This is just going to be a quick Christmas update.
I just read a small brief about Iraqi Christians talking about the security gains that have been made in Baghdad and across the country.
From the blurb:
"From a security point of view, we live - without a doubt - in an improved security situation compared to previous years, when we witnessed violence and attacks against various sectors of Iraqi society. This new situation helps all of us, including us, Iraqi Christians."
That was from the leader of the Iraqi Christian Parliamentary group.
Attacks are down across Iraq. The AP reports that "attacks are down from 180 a day last year to about 10 a day this year."
To a degree it's kind of the calm before the storm, though. Elections are coming up at the beginning of the new year (here's a link to McClatchy about the elections), so a lot of groups are putting candidates forward.
Nobody is sure how the losers will react. I suppose the level of violence after the elections will be the real measure of where Iraq is headed.
Um - most people here expect to be in Afghanistan for the next deployment. I saw one headline that described the coming increase of U.S. troops in Afghanistan as "Obama's War."
I can't think of much else that would be of interest. If anyone has a question about what's going on over here I'll try and answer it, if possible.
I can't post pictures yet, because I'm using a public computer. Once my internet situation is more stable, I hope to add those.
Every unit has a "packing list." Usually it's a recommendation of what you should bring and - usually - it's unrealistic. You'll have a million things to pack into an "A" and "B" bag (the long, green bags. Your "A" bag is military stuff, the "B" bag is extra), a ruck and an assault back (basically a big backpack).

▸ **Data block**
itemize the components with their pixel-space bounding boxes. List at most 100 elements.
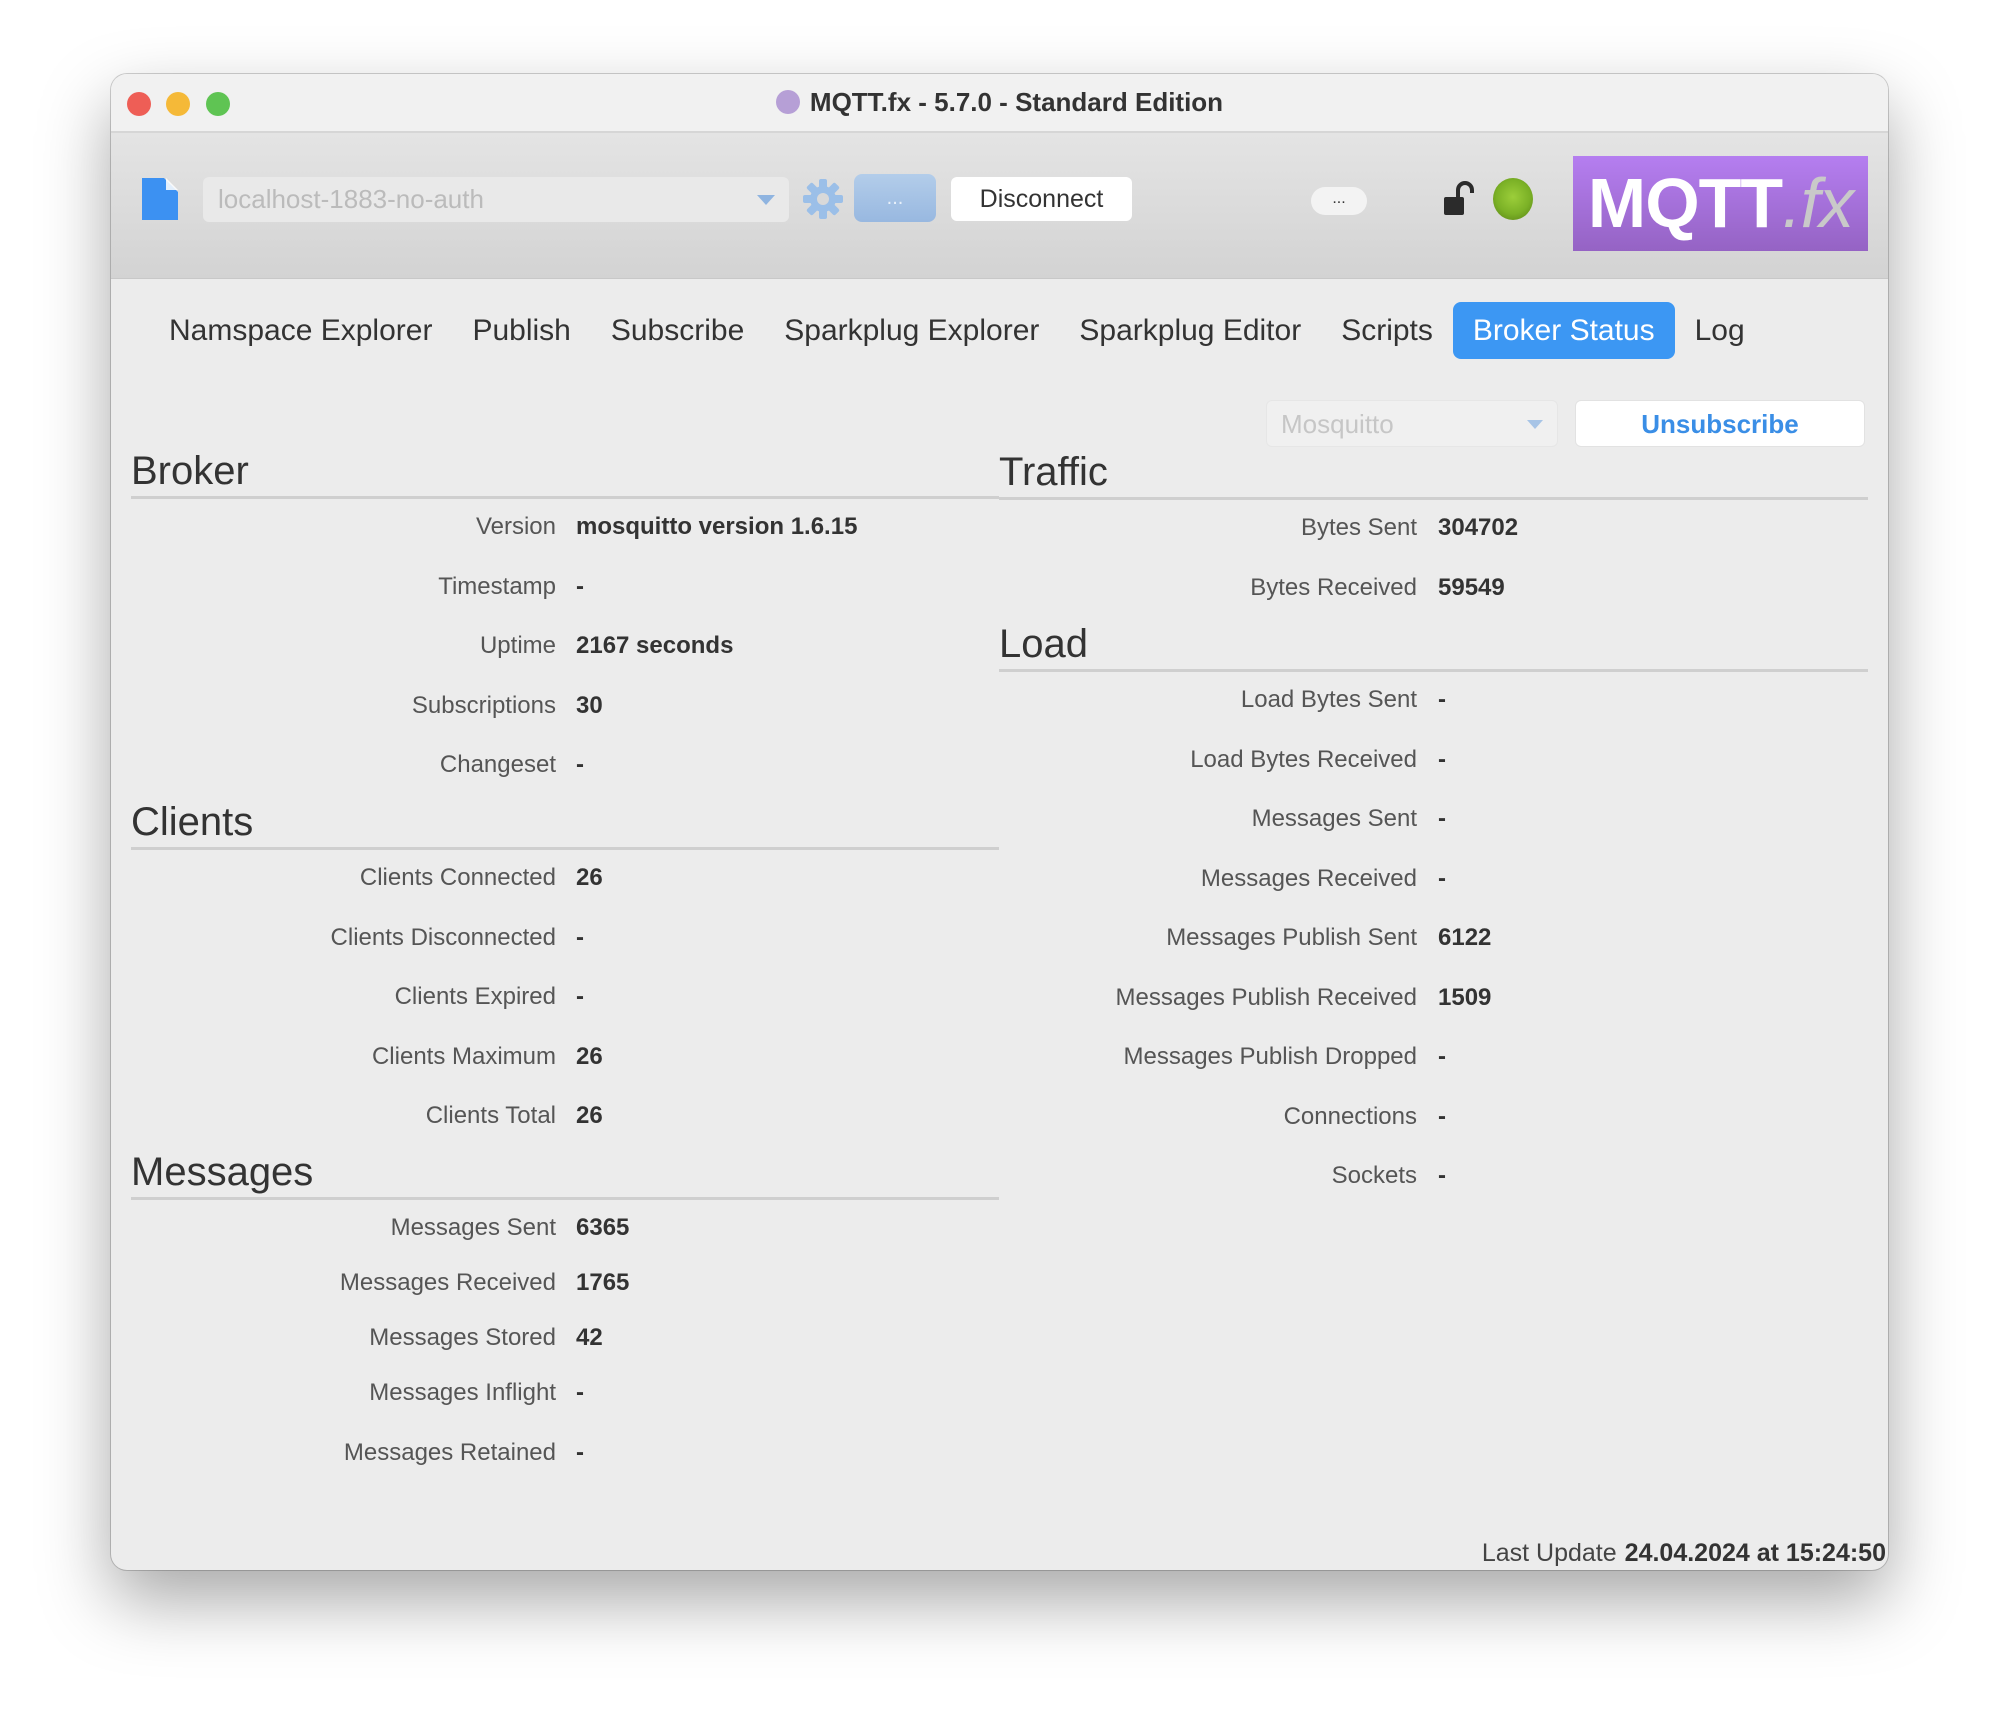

▸ **Request**
Echo the Christmas update word for word, starting with "I can't think" and going on through "to add those.".

▸ **Exercise solution**
I can't think of much else that would be of interest. If anyone has a question about what's going on over here I'll try and answer it, if possible.
I can't post pictures yet, because I'm using a public computer. Once my internet situation is more stable, I hope to add those.